GIVEN TASK:
Set each record down exactly, excluding all images.

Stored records
------------
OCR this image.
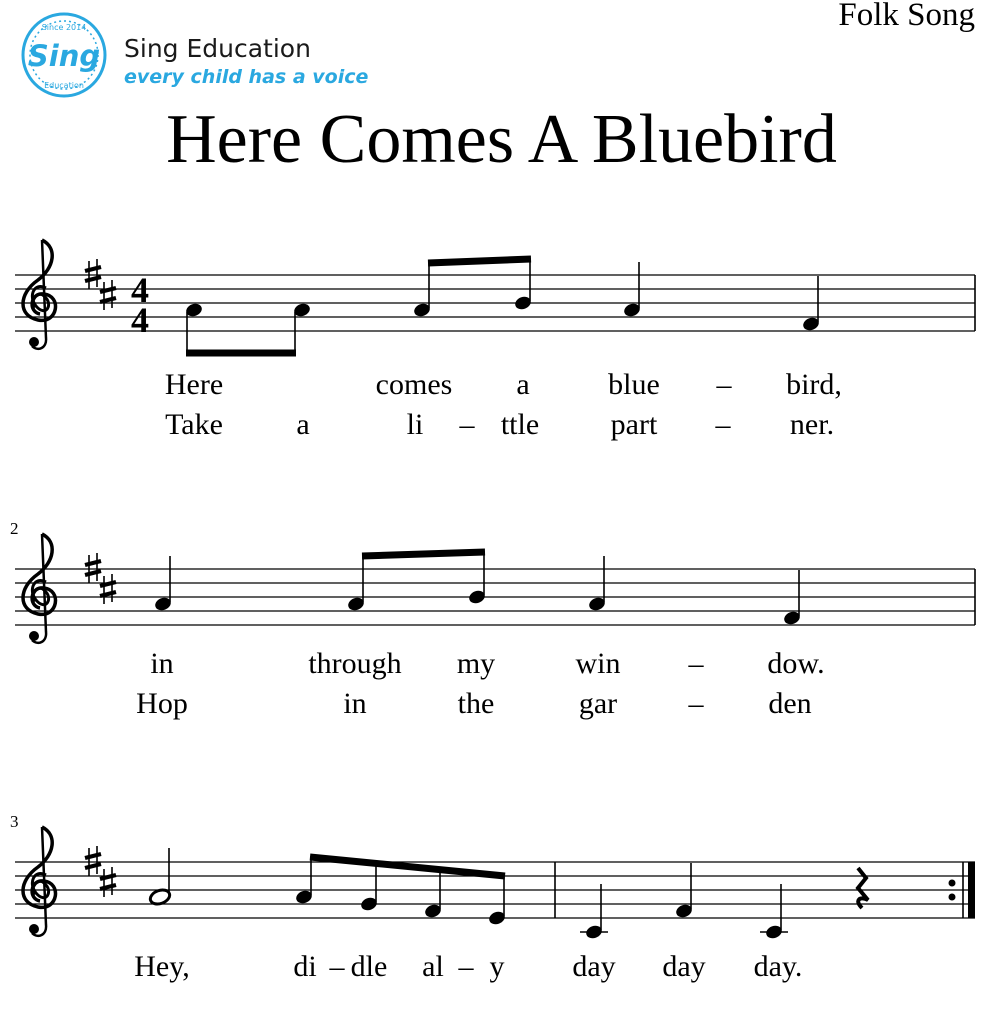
Sing
Since 2014
Education
Sing Education
every child has a voice
Folk Song
Here Comes A Bluebird
4
4
2
3
Here	comes a	blue – bird,
Take a	li – ttle part – ner.
in	through my	win – dow.
Hop	in	the	gar – den
Hey,	di – dle al – y day day day.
------------
RESPONSE:
OCR this image.
Sing
Since 2014
Education
Sing Education
every child has a voice
Folk Song
Here Comes A Bluebird
4
4
2
3
Here	comes a	blue – bird,
Take a	li – ttle part – ner.
in	through my	win – dow.
Hop	in	the	gar – den
Hey,	di – dle al – y day day day.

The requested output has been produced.